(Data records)
================

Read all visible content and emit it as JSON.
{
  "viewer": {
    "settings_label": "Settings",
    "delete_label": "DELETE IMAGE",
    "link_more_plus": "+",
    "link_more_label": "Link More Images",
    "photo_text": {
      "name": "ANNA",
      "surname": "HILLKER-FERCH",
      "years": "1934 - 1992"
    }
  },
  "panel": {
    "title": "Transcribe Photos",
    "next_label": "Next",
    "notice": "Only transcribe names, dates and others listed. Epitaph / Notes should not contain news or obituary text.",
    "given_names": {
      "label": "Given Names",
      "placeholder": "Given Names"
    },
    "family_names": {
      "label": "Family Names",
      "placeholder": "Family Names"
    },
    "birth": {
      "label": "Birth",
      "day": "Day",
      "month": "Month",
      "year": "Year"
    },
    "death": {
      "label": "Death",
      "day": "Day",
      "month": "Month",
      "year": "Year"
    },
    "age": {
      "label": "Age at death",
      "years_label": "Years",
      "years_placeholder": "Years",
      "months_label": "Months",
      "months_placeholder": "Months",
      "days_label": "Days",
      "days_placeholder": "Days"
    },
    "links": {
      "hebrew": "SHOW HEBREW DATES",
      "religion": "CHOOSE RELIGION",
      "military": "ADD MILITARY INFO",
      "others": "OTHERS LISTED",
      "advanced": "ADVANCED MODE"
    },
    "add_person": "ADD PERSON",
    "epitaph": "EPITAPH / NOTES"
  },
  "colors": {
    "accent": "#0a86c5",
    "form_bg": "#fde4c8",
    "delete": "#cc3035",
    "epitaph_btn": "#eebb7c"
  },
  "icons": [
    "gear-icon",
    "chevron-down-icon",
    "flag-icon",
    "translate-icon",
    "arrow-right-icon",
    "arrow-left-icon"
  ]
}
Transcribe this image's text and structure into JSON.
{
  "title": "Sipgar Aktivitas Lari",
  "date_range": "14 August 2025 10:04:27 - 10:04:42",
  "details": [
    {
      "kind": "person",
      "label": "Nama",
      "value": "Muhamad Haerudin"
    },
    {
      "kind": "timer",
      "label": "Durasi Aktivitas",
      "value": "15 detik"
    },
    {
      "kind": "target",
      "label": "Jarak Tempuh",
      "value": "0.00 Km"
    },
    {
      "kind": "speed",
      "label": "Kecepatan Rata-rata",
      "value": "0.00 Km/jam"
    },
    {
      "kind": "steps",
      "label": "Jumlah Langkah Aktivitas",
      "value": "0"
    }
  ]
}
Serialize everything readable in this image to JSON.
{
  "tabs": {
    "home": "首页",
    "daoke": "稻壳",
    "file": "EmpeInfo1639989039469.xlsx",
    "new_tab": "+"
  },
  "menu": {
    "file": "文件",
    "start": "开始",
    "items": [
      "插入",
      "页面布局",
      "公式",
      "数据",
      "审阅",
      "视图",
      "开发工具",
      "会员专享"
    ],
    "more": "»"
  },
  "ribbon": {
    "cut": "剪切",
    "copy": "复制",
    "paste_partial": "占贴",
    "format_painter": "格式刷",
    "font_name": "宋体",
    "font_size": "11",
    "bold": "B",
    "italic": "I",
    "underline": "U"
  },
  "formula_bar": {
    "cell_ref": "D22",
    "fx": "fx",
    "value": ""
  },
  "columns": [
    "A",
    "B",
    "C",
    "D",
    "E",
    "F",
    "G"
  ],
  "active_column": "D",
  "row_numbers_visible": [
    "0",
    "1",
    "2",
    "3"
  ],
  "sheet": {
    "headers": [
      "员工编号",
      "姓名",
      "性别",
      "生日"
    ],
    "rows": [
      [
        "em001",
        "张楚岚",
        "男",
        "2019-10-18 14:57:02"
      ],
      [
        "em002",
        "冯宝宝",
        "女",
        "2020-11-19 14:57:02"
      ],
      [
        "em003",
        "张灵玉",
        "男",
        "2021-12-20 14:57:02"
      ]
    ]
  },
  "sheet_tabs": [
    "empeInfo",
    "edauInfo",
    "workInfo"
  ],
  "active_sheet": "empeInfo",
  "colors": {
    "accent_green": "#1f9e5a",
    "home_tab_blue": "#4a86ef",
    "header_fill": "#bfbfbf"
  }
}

================

■ What to work on
Reproduce all of the data exactly as given.

■ Solution to this exercise
Read all visible content and emit it as JSON.
{
  "viewer": {
    "settings_label": "Settings",
    "delete_label": "DELETE IMAGE",
    "link_more_plus": "+",
    "link_more_label": "Link More Images",
    "photo_text": {
      "name": "ANNA",
      "surname": "HILLKER-FERCH",
      "years": "1934 - 1992"
    }
  },
  "panel": {
    "title": "Transcribe Photos",
    "next_label": "Next",
    "notice": "Only transcribe names, dates and others listed. Epitaph / Notes should not contain news or obituary text.",
    "given_names": {
      "label": "Given Names",
      "placeholder": "Given Names"
    },
    "family_names": {
      "label": "Family Names",
      "placeholder": "Family Names"
    },
    "birth": {
      "label": "Birth",
      "day": "Day",
      "month": "Month",
      "year": "Year"
    },
    "death": {
      "label": "Death",
      "day": "Day",
      "month": "Month",
      "year": "Year"
    },
    "age": {
      "label": "Age at death",
      "years_label": "Years",
      "years_placeholder": "Years",
      "months_label": "Months",
      "months_placeholder": "Months",
      "days_label": "Days",
      "days_placeholder": "Days"
    },
    "links": {
      "hebrew": "SHOW HEBREW DATES",
      "religion": "CHOOSE RELIGION",
      "military": "ADD MILITARY INFO",
      "others": "OTHERS LISTED",
      "advanced": "ADVANCED MODE"
    },
    "add_person": "ADD PERSON",
    "epitaph": "EPITAPH / NOTES"
  },
  "colors": {
    "accent": "#0a86c5",
    "form_bg": "#fde4c8",
    "delete": "#cc3035",
    "epitaph_btn": "#eebb7c"
  },
  "icons": [
    "gear-icon",
    "chevron-down-icon",
    "flag-icon",
    "translate-icon",
    "arrow-right-icon",
    "arrow-left-icon"
  ]
}
Transcribe this image's text and structure into JSON.
{
  "title": "Sipgar Aktivitas Lari",
  "date_range": "14 August 2025 10:04:27 - 10:04:42",
  "details": [
    {
      "kind": "person",
      "label": "Nama",
      "value": "Muhamad Haerudin"
    },
    {
      "kind": "timer",
      "label": "Durasi Aktivitas",
      "value": "15 detik"
    },
    {
      "kind": "target",
      "label": "Jarak Tempuh",
      "value": "0.00 Km"
    },
    {
      "kind": "speed",
      "label": "Kecepatan Rata-rata",
      "value": "0.00 Km/jam"
    },
    {
      "kind": "steps",
      "label": "Jumlah Langkah Aktivitas",
      "value": "0"
    }
  ]
}
Serialize everything readable in this image to JSON.
{
  "tabs": {
    "home": "首页",
    "daoke": "稻壳",
    "file": "EmpeInfo1639989039469.xlsx",
    "new_tab": "+"
  },
  "menu": {
    "file": "文件",
    "start": "开始",
    "items": [
      "插入",
      "页面布局",
      "公式",
      "数据",
      "审阅",
      "视图",
      "开发工具",
      "会员专享"
    ],
    "more": "»"
  },
  "ribbon": {
    "cut": "剪切",
    "copy": "复制",
    "paste_partial": "占贴",
    "format_painter": "格式刷",
    "font_name": "宋体",
    "font_size": "11",
    "bold": "B",
    "italic": "I",
    "underline": "U"
  },
  "formula_bar": {
    "cell_ref": "D22",
    "fx": "fx",
    "value": ""
  },
  "columns": [
    "A",
    "B",
    "C",
    "D",
    "E",
    "F",
    "G"
  ],
  "active_column": "D",
  "row_numbers_visible": [
    "0",
    "1",
    "2",
    "3"
  ],
  "sheet": {
    "headers": [
      "员工编号",
      "姓名",
      "性别",
      "生日"
    ],
    "rows": [
      [
        "em001",
        "张楚岚",
        "男",
        "2019-10-18 14:57:02"
      ],
      [
        "em002",
        "冯宝宝",
        "女",
        "2020-11-19 14:57:02"
      ],
      [
        "em003",
        "张灵玉",
        "男",
        "2021-12-20 14:57:02"
      ]
    ]
  },
  "sheet_tabs": [
    "empeInfo",
    "edauInfo",
    "workInfo"
  ],
  "active_sheet": "empeInfo",
  "colors": {
    "accent_green": "#1f9e5a",
    "home_tab_blue": "#4a86ef",
    "header_fill": "#bfbfbf"
  }
}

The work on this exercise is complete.